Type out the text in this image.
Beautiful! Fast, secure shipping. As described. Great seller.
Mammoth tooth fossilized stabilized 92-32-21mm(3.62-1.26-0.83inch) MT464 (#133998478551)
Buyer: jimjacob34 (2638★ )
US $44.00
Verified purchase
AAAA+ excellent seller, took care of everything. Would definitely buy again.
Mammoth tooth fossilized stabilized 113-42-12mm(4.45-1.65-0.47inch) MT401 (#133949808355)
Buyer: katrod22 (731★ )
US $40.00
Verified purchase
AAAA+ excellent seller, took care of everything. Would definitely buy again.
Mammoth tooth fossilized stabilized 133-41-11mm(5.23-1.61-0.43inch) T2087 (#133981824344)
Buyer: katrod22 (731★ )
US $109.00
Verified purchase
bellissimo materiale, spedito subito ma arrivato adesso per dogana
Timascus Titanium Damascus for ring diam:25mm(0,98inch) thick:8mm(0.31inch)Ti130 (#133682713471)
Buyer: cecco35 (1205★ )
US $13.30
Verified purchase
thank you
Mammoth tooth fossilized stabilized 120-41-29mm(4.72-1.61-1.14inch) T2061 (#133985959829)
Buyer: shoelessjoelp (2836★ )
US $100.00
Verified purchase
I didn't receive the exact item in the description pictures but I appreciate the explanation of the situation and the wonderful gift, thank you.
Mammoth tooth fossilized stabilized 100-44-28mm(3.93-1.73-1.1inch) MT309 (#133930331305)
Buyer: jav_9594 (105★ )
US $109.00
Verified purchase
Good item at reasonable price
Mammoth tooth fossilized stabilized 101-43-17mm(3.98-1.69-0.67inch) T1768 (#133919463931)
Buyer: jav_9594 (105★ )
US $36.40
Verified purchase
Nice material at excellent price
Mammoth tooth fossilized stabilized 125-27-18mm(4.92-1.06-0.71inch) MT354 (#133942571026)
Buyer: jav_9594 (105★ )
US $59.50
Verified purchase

---

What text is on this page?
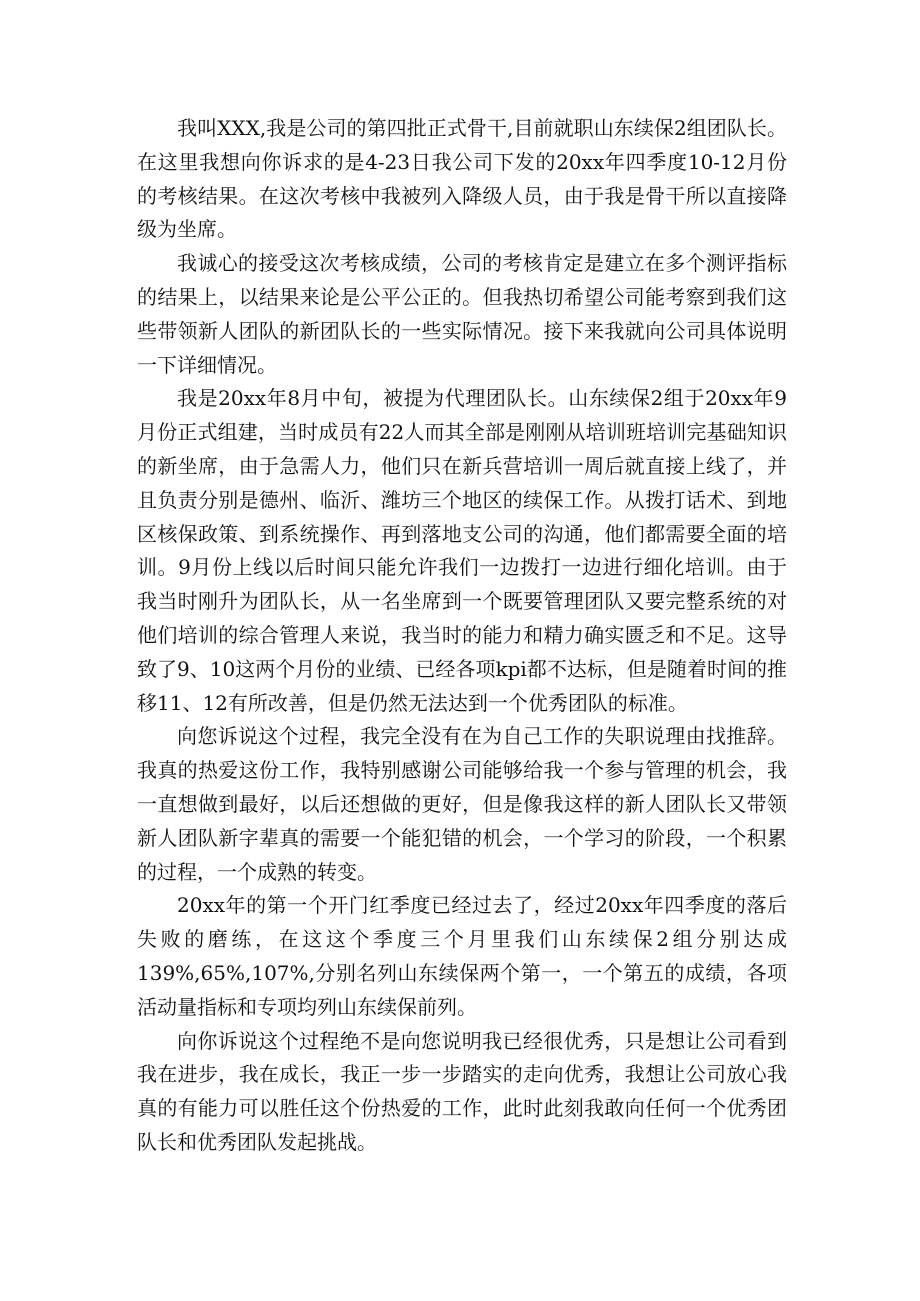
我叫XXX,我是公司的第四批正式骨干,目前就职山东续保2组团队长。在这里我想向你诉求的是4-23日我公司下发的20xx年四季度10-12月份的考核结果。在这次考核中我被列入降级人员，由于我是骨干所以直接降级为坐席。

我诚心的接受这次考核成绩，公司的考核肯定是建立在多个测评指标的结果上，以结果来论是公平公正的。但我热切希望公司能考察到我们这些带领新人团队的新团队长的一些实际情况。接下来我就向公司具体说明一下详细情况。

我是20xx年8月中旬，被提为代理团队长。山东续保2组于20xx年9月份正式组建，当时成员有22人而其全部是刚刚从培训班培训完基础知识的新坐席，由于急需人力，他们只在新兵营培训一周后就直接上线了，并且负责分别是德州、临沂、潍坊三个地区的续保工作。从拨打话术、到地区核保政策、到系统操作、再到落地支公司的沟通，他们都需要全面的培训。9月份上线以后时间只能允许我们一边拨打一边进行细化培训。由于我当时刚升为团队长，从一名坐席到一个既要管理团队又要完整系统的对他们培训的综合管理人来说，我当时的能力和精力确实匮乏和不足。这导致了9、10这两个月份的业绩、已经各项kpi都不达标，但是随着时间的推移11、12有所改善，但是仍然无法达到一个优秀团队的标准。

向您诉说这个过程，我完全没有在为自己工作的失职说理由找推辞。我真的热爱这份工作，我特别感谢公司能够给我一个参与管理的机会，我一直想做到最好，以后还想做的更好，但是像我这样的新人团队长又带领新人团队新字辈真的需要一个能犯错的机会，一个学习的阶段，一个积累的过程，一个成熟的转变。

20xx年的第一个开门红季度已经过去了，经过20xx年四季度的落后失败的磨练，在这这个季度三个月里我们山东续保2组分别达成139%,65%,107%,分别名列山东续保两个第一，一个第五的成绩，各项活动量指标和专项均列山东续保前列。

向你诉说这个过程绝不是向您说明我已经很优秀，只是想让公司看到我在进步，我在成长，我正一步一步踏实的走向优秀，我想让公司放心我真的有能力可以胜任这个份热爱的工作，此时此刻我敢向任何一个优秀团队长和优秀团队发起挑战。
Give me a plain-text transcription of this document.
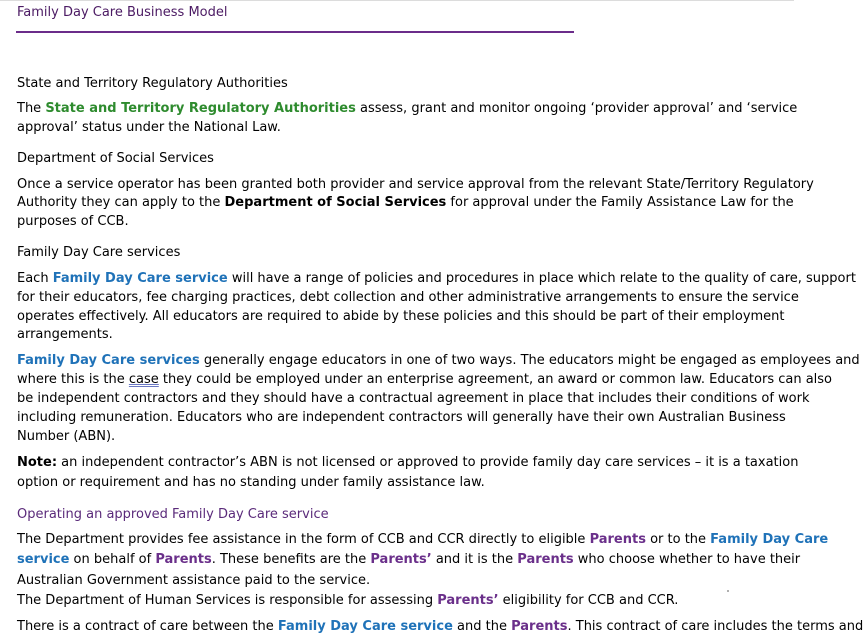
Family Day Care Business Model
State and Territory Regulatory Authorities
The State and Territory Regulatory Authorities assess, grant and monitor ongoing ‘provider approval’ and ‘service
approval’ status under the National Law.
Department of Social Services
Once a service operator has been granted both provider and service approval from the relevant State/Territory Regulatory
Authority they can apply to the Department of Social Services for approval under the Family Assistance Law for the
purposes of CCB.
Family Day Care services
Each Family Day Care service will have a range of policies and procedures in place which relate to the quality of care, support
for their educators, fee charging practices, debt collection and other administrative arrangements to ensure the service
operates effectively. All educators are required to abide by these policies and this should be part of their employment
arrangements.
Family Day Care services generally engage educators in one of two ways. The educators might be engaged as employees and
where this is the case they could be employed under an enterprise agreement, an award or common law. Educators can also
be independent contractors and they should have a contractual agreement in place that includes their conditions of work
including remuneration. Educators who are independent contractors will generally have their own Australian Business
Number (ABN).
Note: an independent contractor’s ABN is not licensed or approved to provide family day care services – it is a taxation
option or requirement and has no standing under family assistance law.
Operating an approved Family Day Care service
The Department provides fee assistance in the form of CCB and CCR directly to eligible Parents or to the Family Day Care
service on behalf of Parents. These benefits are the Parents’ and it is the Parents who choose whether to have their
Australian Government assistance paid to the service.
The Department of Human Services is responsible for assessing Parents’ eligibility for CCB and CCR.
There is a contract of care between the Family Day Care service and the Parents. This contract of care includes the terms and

Task brief:
Report each line in the preceding entries that holds the string "price".

Solved exercise:
Good item at reasonable price
Nice material at excellent price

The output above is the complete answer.